Exercise.
Reproduce every line of the data below, unchanged and in the same order.

>> start Working data

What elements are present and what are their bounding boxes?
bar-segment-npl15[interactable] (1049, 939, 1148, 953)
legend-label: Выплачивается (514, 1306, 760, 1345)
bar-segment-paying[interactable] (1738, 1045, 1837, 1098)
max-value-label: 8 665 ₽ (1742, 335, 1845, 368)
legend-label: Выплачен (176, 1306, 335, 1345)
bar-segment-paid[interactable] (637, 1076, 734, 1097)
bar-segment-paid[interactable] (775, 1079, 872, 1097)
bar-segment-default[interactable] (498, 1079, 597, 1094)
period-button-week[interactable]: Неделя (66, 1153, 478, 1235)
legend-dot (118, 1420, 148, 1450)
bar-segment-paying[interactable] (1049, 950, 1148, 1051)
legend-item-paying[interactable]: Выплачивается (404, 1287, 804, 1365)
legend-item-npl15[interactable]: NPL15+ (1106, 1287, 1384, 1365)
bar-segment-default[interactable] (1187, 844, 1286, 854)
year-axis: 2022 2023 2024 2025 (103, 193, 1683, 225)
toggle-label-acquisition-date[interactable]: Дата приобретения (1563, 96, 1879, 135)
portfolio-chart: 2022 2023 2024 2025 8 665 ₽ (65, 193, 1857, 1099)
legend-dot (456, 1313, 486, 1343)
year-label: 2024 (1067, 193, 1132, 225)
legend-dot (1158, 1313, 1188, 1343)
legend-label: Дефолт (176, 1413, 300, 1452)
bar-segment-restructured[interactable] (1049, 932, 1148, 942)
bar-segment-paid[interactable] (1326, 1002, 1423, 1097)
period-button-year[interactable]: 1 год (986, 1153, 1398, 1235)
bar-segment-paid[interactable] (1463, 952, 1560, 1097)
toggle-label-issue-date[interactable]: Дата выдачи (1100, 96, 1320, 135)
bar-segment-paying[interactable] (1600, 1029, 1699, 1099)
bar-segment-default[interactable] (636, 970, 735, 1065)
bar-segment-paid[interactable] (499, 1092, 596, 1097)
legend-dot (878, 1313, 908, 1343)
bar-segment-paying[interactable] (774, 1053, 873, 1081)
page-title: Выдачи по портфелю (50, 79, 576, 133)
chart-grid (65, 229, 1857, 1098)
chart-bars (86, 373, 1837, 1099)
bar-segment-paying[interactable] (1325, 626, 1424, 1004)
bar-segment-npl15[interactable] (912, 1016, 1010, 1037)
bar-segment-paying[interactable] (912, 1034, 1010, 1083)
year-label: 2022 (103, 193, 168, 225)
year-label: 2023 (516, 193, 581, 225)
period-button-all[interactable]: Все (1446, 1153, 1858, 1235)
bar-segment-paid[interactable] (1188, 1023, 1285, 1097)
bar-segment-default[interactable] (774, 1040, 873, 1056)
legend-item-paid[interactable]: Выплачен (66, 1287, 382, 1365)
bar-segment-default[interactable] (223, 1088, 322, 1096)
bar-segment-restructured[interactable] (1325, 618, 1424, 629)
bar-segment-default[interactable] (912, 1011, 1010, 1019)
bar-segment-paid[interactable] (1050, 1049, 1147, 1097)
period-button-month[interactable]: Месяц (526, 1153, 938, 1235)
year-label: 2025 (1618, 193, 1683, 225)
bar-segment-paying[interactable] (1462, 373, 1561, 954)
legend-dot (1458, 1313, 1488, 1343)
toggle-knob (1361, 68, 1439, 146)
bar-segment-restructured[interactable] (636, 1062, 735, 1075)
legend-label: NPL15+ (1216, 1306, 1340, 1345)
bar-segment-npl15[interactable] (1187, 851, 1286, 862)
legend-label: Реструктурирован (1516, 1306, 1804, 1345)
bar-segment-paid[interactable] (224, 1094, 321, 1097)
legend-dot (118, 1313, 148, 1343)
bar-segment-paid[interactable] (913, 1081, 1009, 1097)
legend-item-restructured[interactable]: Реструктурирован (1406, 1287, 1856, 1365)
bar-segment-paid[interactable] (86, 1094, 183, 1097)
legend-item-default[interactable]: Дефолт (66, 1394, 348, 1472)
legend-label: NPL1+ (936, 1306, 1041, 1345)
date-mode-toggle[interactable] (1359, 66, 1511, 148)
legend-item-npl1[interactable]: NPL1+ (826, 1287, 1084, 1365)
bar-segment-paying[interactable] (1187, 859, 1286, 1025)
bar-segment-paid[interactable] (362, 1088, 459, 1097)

>> end Working data

Answer to this exercise.
What elements are present and what are their bounding boxes?
bar-segment-npl15[interactable] (1049, 939, 1148, 953)
legend-label: Выплачивается (514, 1306, 760, 1345)
bar-segment-paying[interactable] (1738, 1045, 1837, 1098)
max-value-label: 8 665 ₽ (1742, 335, 1845, 368)
legend-label: Выплачен (176, 1306, 335, 1345)
bar-segment-paid[interactable] (637, 1076, 734, 1097)
bar-segment-paid[interactable] (775, 1079, 872, 1097)
bar-segment-default[interactable] (498, 1079, 597, 1094)
period-button-week[interactable]: Неделя (66, 1153, 478, 1235)
legend-dot (118, 1420, 148, 1450)
bar-segment-paying[interactable] (1049, 950, 1148, 1051)
legend-item-paying[interactable]: Выплачивается (404, 1287, 804, 1365)
legend-item-npl15[interactable]: NPL15+ (1106, 1287, 1384, 1365)
bar-segment-default[interactable] (1187, 844, 1286, 854)
year-axis: 2022 2023 2024 2025 (103, 193, 1683, 225)
toggle-label-acquisition-date[interactable]: Дата приобретения (1563, 96, 1879, 135)
portfolio-chart: 2022 2023 2024 2025 8 665 ₽ (65, 193, 1857, 1099)
legend-dot (456, 1313, 486, 1343)
year-label: 2024 (1067, 193, 1132, 225)
legend-dot (1158, 1313, 1188, 1343)
legend-label: Дефолт (176, 1413, 300, 1452)
bar-segment-restructured[interactable] (1049, 932, 1148, 942)
bar-segment-paid[interactable] (1326, 1002, 1423, 1097)
period-button-year[interactable]: 1 год (986, 1153, 1398, 1235)
bar-segment-paid[interactable] (1463, 952, 1560, 1097)
toggle-label-issue-date[interactable]: Дата выдачи (1100, 96, 1320, 135)
bar-segment-paying[interactable] (1600, 1029, 1699, 1099)
bar-segment-default[interactable] (636, 970, 735, 1065)
bar-segment-paid[interactable] (499, 1092, 596, 1097)
legend-dot (878, 1313, 908, 1343)
bar-segment-paying[interactable] (774, 1053, 873, 1081)
page-title: Выдачи по портфелю (50, 79, 576, 133)
chart-grid (65, 229, 1857, 1098)
chart-bars (86, 373, 1837, 1099)
bar-segment-paying[interactable] (1325, 626, 1424, 1004)
bar-segment-npl15[interactable] (912, 1016, 1010, 1037)
bar-segment-paying[interactable] (912, 1034, 1010, 1083)
year-label: 2022 (103, 193, 168, 225)
year-label: 2023 (516, 193, 581, 225)
period-button-all[interactable]: Все (1446, 1153, 1858, 1235)
bar-segment-paid[interactable] (1188, 1023, 1285, 1097)
bar-segment-default[interactable] (774, 1040, 873, 1056)
legend-item-paid[interactable]: Выплачен (66, 1287, 382, 1365)
bar-segment-default[interactable] (223, 1088, 322, 1096)
bar-segment-restructured[interactable] (1325, 618, 1424, 629)
bar-segment-default[interactable] (912, 1011, 1010, 1019)
bar-segment-paid[interactable] (1050, 1049, 1147, 1097)
period-button-month[interactable]: Месяц (526, 1153, 938, 1235)
year-label: 2025 (1618, 193, 1683, 225)
bar-segment-paying[interactable] (1462, 373, 1561, 954)
legend-dot (1458, 1313, 1488, 1343)
toggle-knob (1361, 68, 1439, 146)
bar-segment-restructured[interactable] (636, 1062, 735, 1075)
legend-label: NPL15+ (1216, 1306, 1340, 1345)
bar-segment-npl15[interactable] (1187, 851, 1286, 862)
legend-label: Реструктурирован (1516, 1306, 1804, 1345)
bar-segment-paid[interactable] (224, 1094, 321, 1097)
legend-dot (118, 1313, 148, 1343)
bar-segment-paid[interactable] (913, 1081, 1009, 1097)
legend-item-restructured[interactable]: Реструктурирован (1406, 1287, 1856, 1365)
bar-segment-paid[interactable] (86, 1094, 183, 1097)
legend-item-default[interactable]: Дефолт (66, 1394, 348, 1472)
legend-label: NPL1+ (936, 1306, 1041, 1345)
date-mode-toggle[interactable] (1359, 66, 1511, 148)
legend-item-npl1[interactable]: NPL1+ (826, 1287, 1084, 1365)
bar-segment-paying[interactable] (1187, 859, 1286, 1025)
bar-segment-paid[interactable] (362, 1088, 459, 1097)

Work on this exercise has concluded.